### Records:
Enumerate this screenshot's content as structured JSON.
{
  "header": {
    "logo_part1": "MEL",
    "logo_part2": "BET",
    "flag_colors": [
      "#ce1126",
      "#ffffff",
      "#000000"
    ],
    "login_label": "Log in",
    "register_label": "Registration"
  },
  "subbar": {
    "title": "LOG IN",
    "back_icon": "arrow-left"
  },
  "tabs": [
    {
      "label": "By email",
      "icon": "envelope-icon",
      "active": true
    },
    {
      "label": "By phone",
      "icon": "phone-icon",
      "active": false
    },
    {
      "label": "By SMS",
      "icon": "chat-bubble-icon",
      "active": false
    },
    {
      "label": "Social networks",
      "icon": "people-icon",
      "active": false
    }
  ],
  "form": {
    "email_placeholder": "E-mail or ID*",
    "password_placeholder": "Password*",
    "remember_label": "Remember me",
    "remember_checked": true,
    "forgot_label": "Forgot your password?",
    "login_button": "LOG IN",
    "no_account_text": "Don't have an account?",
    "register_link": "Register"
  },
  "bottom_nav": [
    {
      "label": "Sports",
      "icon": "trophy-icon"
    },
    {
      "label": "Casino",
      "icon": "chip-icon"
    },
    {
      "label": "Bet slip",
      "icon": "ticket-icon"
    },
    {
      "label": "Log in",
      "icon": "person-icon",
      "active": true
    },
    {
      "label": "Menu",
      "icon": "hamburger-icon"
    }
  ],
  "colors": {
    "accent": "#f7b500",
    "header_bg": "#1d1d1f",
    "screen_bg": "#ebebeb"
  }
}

---

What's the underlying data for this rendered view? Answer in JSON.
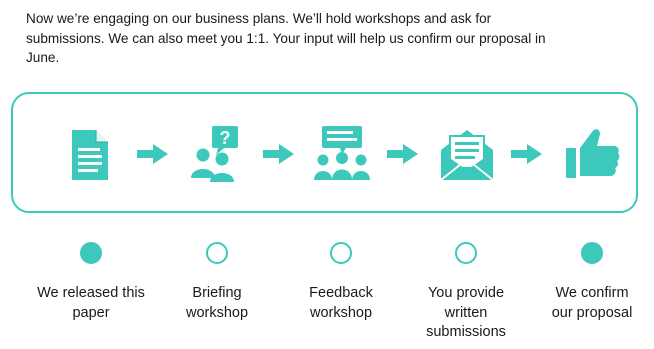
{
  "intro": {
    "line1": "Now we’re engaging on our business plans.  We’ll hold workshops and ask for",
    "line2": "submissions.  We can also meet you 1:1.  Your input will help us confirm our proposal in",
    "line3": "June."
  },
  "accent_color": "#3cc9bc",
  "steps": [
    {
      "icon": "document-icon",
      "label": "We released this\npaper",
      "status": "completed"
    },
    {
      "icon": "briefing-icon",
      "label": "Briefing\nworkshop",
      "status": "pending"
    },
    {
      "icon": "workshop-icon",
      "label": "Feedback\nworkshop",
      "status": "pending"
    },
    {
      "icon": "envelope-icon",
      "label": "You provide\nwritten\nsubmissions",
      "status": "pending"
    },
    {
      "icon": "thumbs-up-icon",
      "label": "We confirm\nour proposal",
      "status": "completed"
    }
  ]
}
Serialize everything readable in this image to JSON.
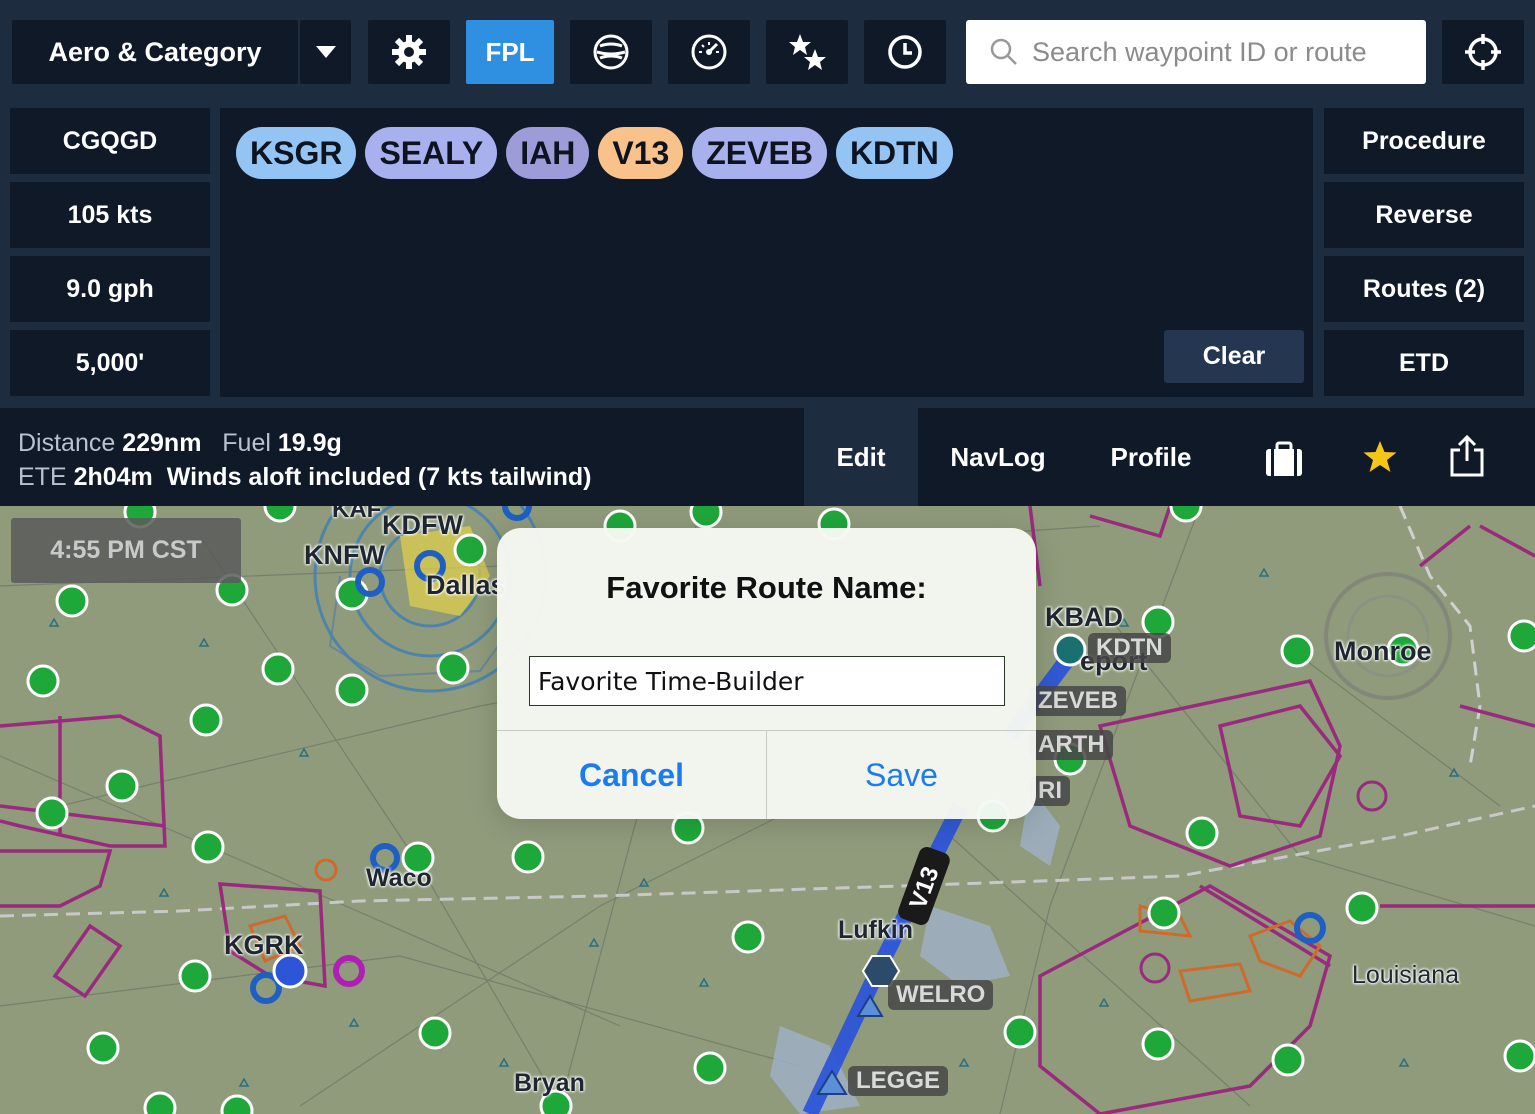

### Goal:
Using the data above, copy exactly the lines from the one containing "What's the underlying" to the one containing "Serialize everything readable", inclusive. Exclude the pictures.

### Written response:
What's the underlying data for this rendered view? Answer in JSON.
{
  "intro": {
    "line1": "Now we’re engaging on our business plans.  We’ll hold workshops and ask for",
    "line2": "submissions.  We can also meet you 1:1.  Your input will help us confirm our proposal in",
    "line3": "June."
  },
  "accent_color": "#3cc9bc",
  "steps": [
    {
      "icon": "document-icon",
      "label": "We released this\npaper",
      "status": "completed"
    },
    {
      "icon": "briefing-icon",
      "label": "Briefing\nworkshop",
      "status": "pending"
    },
    {
      "icon": "workshop-icon",
      "label": "Feedback\nworkshop",
      "status": "pending"
    },
    {
      "icon": "envelope-icon",
      "label": "You provide\nwritten\nsubmissions",
      "status": "pending"
    },
    {
      "icon": "thumbs-up-icon",
      "label": "We confirm\nour proposal",
      "status": "completed"
    }
  ]
}
Serialize everything readable in this image to JSON.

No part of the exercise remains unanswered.